**Entries supplied:**
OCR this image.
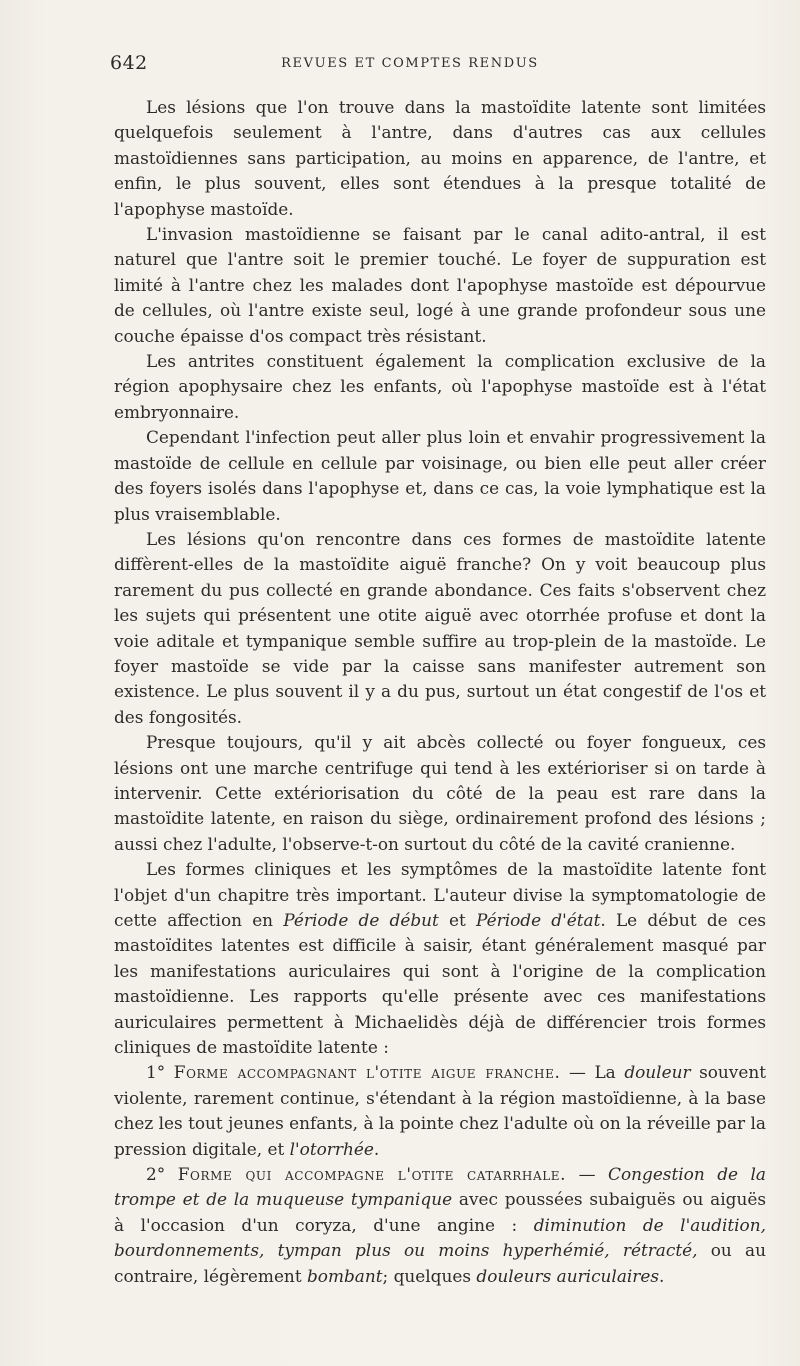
642	REVUES ET COMPTES RENDUS

Les lésions que l'on trouve dans la mastoïdite latente sont limitées quelquefois seulement à l'antre, dans d'autres cas aux cellules mastoïdiennes sans participation, au moins en apparence, de l'antre, et enfin, le plus souvent, elles sont étendues à la presque totalité de l'apophyse mastoïde.

L'invasion mastoïdienne se faisant par le canal adito-antral, il est naturel que l'antre soit le premier touché. Le foyer de suppuration est limité à l'antre chez les malades dont l'apophyse mastoïde est dépourvue de cellules, où l'antre existe seul, logé à une grande profondeur sous une couche épaisse d'os compact très résistant.

Les antrites constituent également la complication exclusive de la région apophysaire chez les enfants, où l'apophyse mastoïde est à l'état embryonnaire.

Cependant l'infection peut aller plus loin et envahir progressivement la mastoïde de cellule en cellule par voisinage, ou bien elle peut aller créer des foyers isolés dans l'apophyse et, dans ce cas, la voie lymphatique est la plus vraisemblable.

Les lésions qu'on rencontre dans ces formes de mastoïdite latente diffèrent-elles de la mastoïdite aiguë franche? On y voit beaucoup plus rarement du pus collecté en grande abondance. Ces faits s'observent chez les sujets qui présentent une otite aiguë avec otorrhée profuse et dont la voie aditale et tympanique semble suffire au trop-plein de la mastoïde. Le foyer mastoïde se vide par la caisse sans manifester autrement son existence. Le plus souvent il y a du pus, surtout un état congestif de l'os et des fongosités.

Presque toujours, qu'il y ait abcès collecté ou foyer fongueux, ces lésions ont une marche centrifuge qui tend à les extérioriser si on tarde à intervenir. Cette extériorisation du côté de la peau est rare dans la mastoïdite latente, en raison du siège, ordinairement profond des lésions ; aussi chez l'adulte, l'observe-t-on surtout du côté de la cavité cranienne.

Les formes cliniques et les symptômes de la mastoïdite latente font l'objet d'un chapitre très important. L'auteur divise la symptomatologie de cette affection en Période de début et Période d'état. Le début de ces mastoïdites latentes est difficile à saisir, étant généralement masqué par les manifestations auriculaires qui sont à l'origine de la complication mastoïdienne. Les rapports qu'elle présente avec ces manifestations auriculaires permettent à Michaelidès déjà de différencier trois formes cliniques de mastoïdite latente :

1° Forme accompagnant l'otite aigue franche. — La douleur souvent violente, rarement continue, s'étendant à la région mastoïdienne, à la base chez les tout jeunes enfants, à la pointe chez l'adulte où on la réveille par la pression digitale, et l'otorrhée.

2° Forme qui accompagne l'otite catarrhale. — Congestion de la trompe et de la muqueuse tympanique avec poussées subaiguës ou aiguës à l'occasion d'un coryza, d'une angine : diminution de l'audition, bourdonnements, tympan plus ou moins hyperhémié, rétracté, ou au contraire, légèrement bombant; quelques douleurs auriculaires.
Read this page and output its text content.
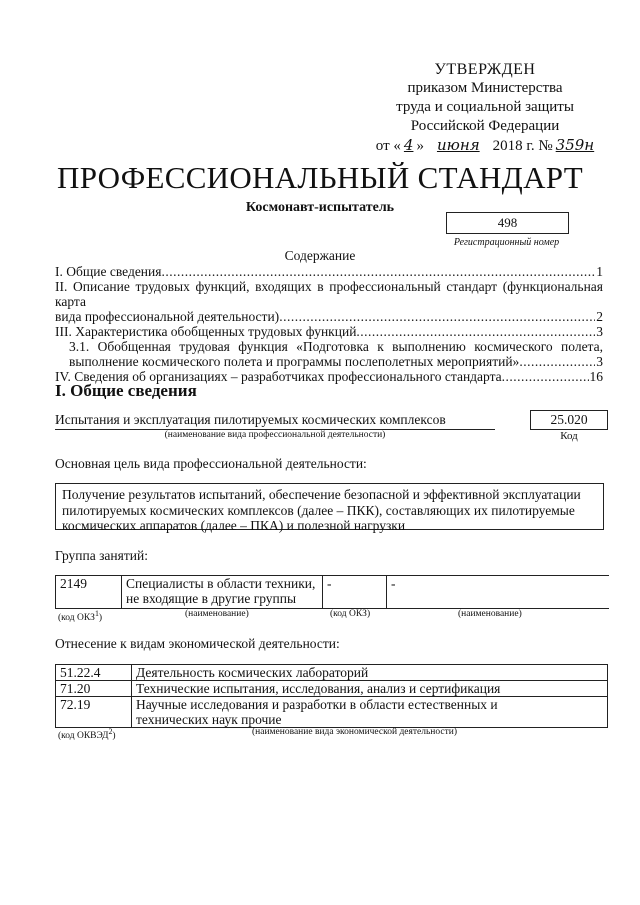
УТВЕРЖДЕН
приказом Министерства
труда и социальной защиты
Российской Федерации
от « 4 » июня 2018 г. № 359н
ПРОФЕССИОНАЛЬНЫЙ СТАНДАРТ
Космонавт-испытатель
498
Регистрационный номер
Содержание
I. Общие сведения .....	1
II. Описание трудовых функций, входящих в профессиональный стандарт (функциональная карта
вида профессиональной деятельности) .....	2
III. Характеристика обобщенных трудовых функций .....	3
3.1. Обобщенная трудовая функция «Подготовка к выполнению космического полета,
выполнение космического полета и программы послеполетных мероприятий» .....	3
IV. Сведения об организациях – разработчиках профессионального стандарта .....	16
I. Общие сведения
Испытания и эксплуатация пилотируемых космических комплексов
(наименование вида профессиональной деятельности)
25.020
Код
Основная цель вида профессиональной деятельности:
Получение результатов испытаний, обеспечение безопасной и эффективной эксплуатации пилотируемых космических комплексов (далее – ПКК), составляющих их пилотируемые космических аппаратов (далее – ПКА) и полезной нагрузки
Группа занятий:
2149	Специалисты в области техники, не входящие в другие группы	-	-
(код ОКЗ$^1$)	(наименование)	(код ОКЗ)	(наименование)
Отнесение к видам экономической деятельности:
51.22.4	Деятельность космических лабораторий
71.20	Технические испытания, исследования, анализ и сертификация
72.19	Научные исследования и разработки в области естественных и технических наук прочие
(код ОКВЭД$^2$)	(наименование вида экономической деятельности)
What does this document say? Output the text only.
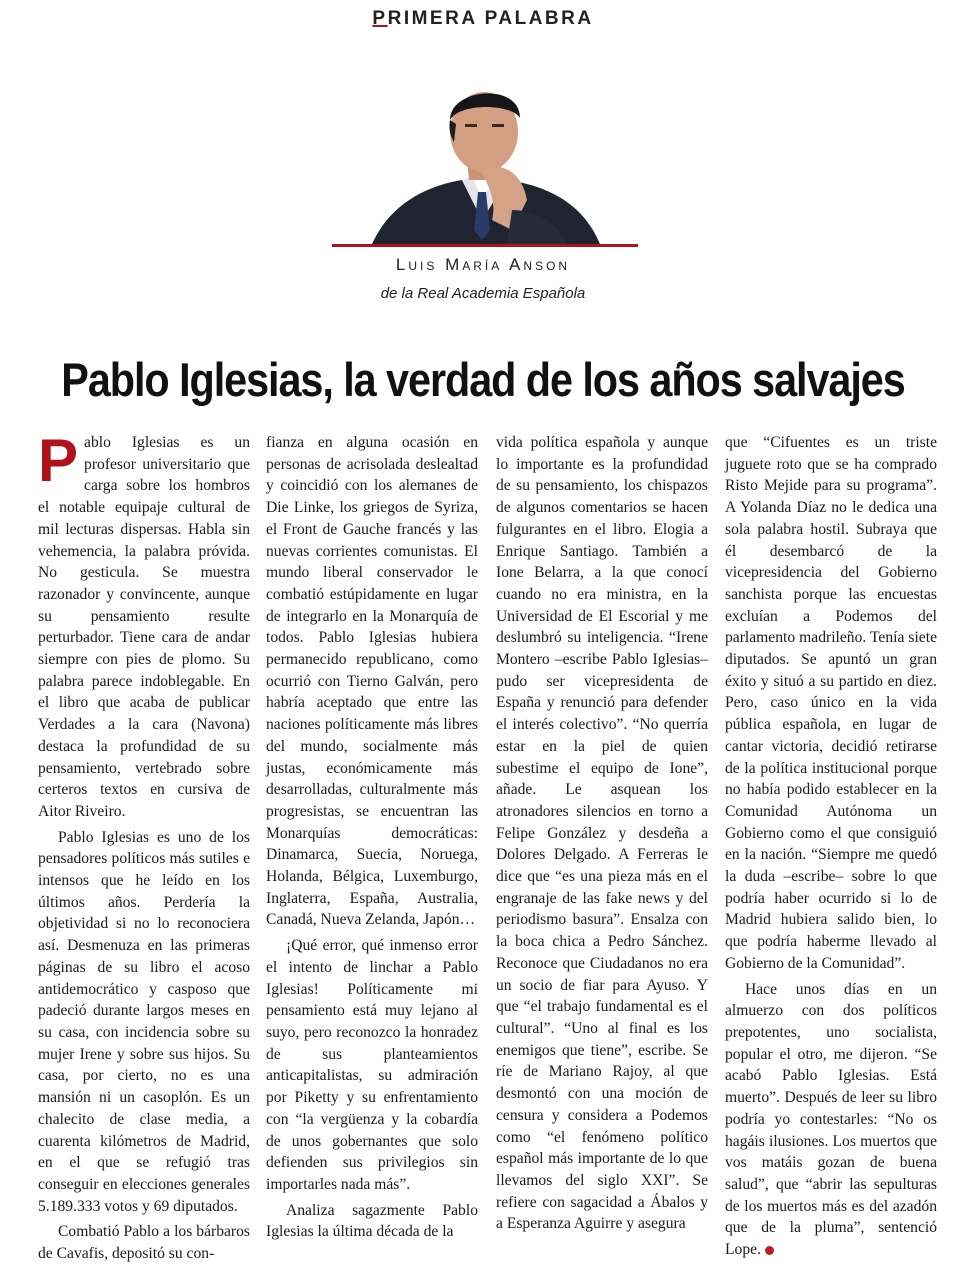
PRIMERA PALABRA
Luis María Anson
de la Real Academia Española
Pablo Iglesias, la verdad de los años salvajes

Pablo Iglesias es un profesor universitario que carga sobre los hombros el notable equipaje cultural de mil lecturas dispersas. Habla sin vehemencia, la palabra próvida. No gesticula. Se muestra razonador y convincente, aunque su pensamiento resulte perturbador. Tiene cara de andar siempre con pies de plomo. Su palabra parece indoblegable. En el libro que acaba de publicar Verdades a la cara (Navona) destaca la profundidad de su pensamiento, vertebrado sobre certeros textos en cursiva de Aitor Riveiro.

Pablo Iglesias es uno de los pensadores políticos más sutiles e intensos que he leído en los últimos años. Perdería la objetividad si no lo reconociera así. Desmenuza en las primeras páginas de su libro el acoso antidemocrático y casposo que padeció durante largos meses en su casa, con incidencia sobre su mujer Irene y sobre sus hijos. Su casa, por cierto, no es una mansión ni un casoplón. Es un chalecito de clase media, a cuarenta kilómetros de Madrid, en el que se refugió tras conseguir en elecciones generales 5.189.333 votos y 69 diputados.

Combatió Pablo a los bárbaros de Cavafis, depositó su con-

fianza en alguna ocasión en personas de acrisolada deslealtad y coincidió con los alemanes de Die Linke, los griegos de Syriza, el Front de Gauche francés y las nuevas corrientes comunistas. El mundo liberal conservador le combatió estúpidamente en lugar de integrarlo en la Monarquía de todos. Pablo Iglesias hubiera permanecido republicano, como ocurrió con Tierno Galván, pero habría aceptado que entre las naciones políticamente más libres del mundo, socialmente más justas, económicamente más desarrolladas, culturalmente más progresistas, se encuentran las Monarquías democráticas: Dinamarca, Suecia, Noruega, Holanda, Bélgica, Luxemburgo, Inglaterra, España, Australia, Canadá, Nueva Zelanda, Japón…

¡Qué error, qué inmenso error el intento de linchar a Pablo Iglesias! Políticamente mi pensamiento está muy lejano al suyo, pero reconozco la honradez de sus planteamientos anticapitalistas, su admiración por Piketty y su enfrentamiento con “la vergüenza y la cobardía de unos gobernantes que solo defienden sus privilegios sin importarles nada más”.

Analiza sagazmente Pablo Iglesias la última década de la

vida política española y aunque lo importante es la profundidad de su pensamiento, los chispazos de algunos comentarios se hacen fulgurantes en el libro. Elogia a Enrique Santiago. También a Ione Belarra, a la que conocí cuando no era ministra, en la Universidad de El Escorial y me deslumbró su inteligencia. “Irene Montero –escribe Pablo Iglesias– pudo ser vicepresidenta de España y renunció para defender el interés colectivo”. “No querría estar en la piel de quien subestime el equipo de Ione”, añade. Le asquean los atronadores silencios en torno a Felipe González y desdeña a Dolores Delgado. A Ferreras le dice que “es una pieza más en el engranaje de las fake news y del periodismo basura”. Ensalza con la boca chica a Pedro Sánchez. Reconoce que Ciudadanos no era un socio de fiar para Ayuso. Y que “el trabajo fundamental es el cultural”. “Uno al final es los enemigos que tiene”, escribe. Se ríe de Mariano Rajoy, al que desmontó con una moción de censura y considera a Podemos como “el fenómeno político español más importante de lo que llevamos del siglo XXI”. Se refiere con sagacidad a Ábalos y a Esperanza Aguirre y asegura

que “Cifuentes es un triste juguete roto que se ha comprado Risto Mejide para su programa”. A Yolanda Díaz no le dedica una sola palabra hostil. Subraya que él desembarcó de la vicepresidencia del Gobierno sanchista porque las encuestas excluían a Podemos del parlamento madrileño. Tenía siete diputados. Se apuntó un gran éxito y situó a su partido en diez. Pero, caso único en la vida pública española, en lugar de cantar victoria, decidió retirarse de la política institucional porque no había podido establecer en la Comunidad Autónoma un Gobierno como el que consiguió en la nación. “Siempre me quedó la duda –escribe– sobre lo que podría haber ocurrido si lo de Madrid hubiera salido bien, lo que podría haberme llevado al Gobierno de la Comunidad”.

Hace unos días en un almuerzo con dos políticos prepotentes, uno socialista, popular el otro, me dijeron. “Se acabó Pablo Iglesias. Está muerto”. Después de leer su libro podría yo contestarles: “No os hagáis ilusiones. Los muertos que vos matáis gozan de buena salud”, que “abrir las sepulturas de los muertos más es del azadón que de la pluma”, sentenció Lope.
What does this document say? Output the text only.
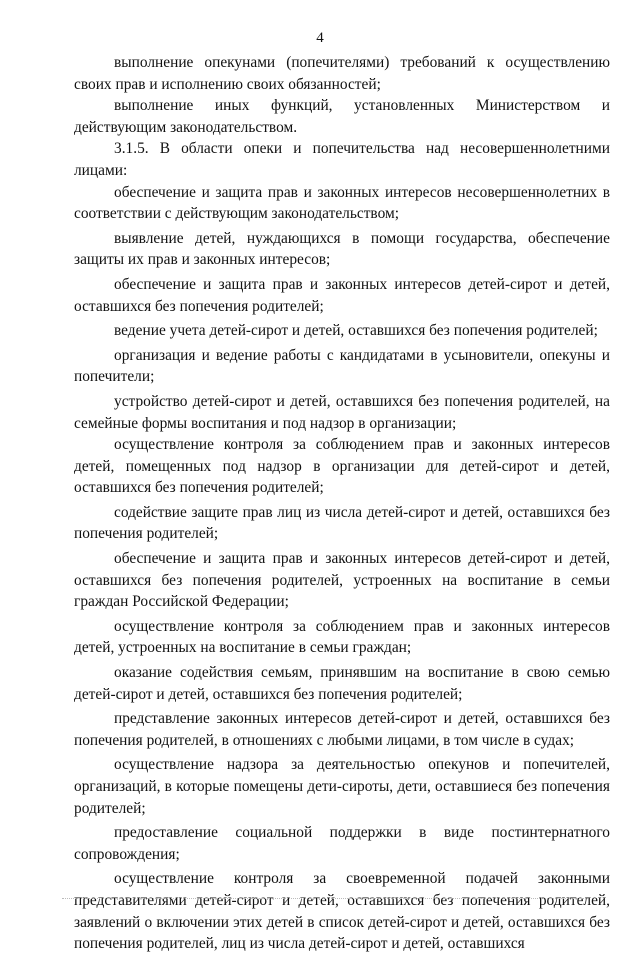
4

выполнение опекунами (попечителями) требований к осуществлению своих прав и исполнению своих обязанностей;

выполнение иных функций, установленных Министерством и действующим законодательством.

3.1.5. В области опеки и попечительства над несовершеннолетними лицами:

обеспечение и защита прав и законных интересов несовершеннолетних в соответствии с действующим законодательством;

выявление детей, нуждающихся в помощи государства, обеспечение защиты их прав и законных интересов;

обеспечение и защита прав и законных интересов детей-сирот и детей, оставшихся без попечения родителей;

ведение учета детей-сирот и детей, оставшихся без попечения родителей;

организация и ведение работы с кандидатами в усыновители, опекуны и попечители;

устройство детей-сирот и детей, оставшихся без попечения родителей, на семейные формы воспитания и под надзор в организации;

осуществление контроля за соблюдением прав и законных интересов детей, помещенных под надзор в организации для детей-сирот и детей, оставшихся без попечения родителей;

содействие защите прав лиц из числа детей-сирот и детей, оставшихся без попечения родителей;

обеспечение и защита прав и законных интересов детей-сирот и детей, оставшихся без попечения родителей, устроенных на воспитание в семьи граждан Российской Федерации;

осуществление контроля за соблюдением прав и законных интересов детей, устроенных на воспитание в семьи граждан;

оказание содействия семьям, принявшим на воспитание в свою семью детей-сирот и детей, оставшихся без попечения родителей;

представление законных интересов детей-сирот и детей, оставшихся без попечения родителей, в отношениях с любыми лицами, в том числе в судах;

осуществление надзора за деятельностью опекунов и попечителей, организаций, в которые помещены дети-сироты, дети, оставшиеся без попечения родителей;

предоставление социальной поддержки в виде постинтернатного сопровождения;

осуществление контроля за своевременной подачей законными представителями детей-сирот и детей, оставшихся без попечения родителей, заявлений о включении этих детей в список детей-сирот и детей, оставшихся без попечения родителей, лиц из числа детей-сирот и детей, оставшихся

**Task directions:**
Take every line above carrying "космического" and return it.

**Written solution:**
3.1. Обобщенная трудовая функция «Подготовка к выполнению космического полета,
выполнение космического полета и программы послеполетных мероприятий» .....	3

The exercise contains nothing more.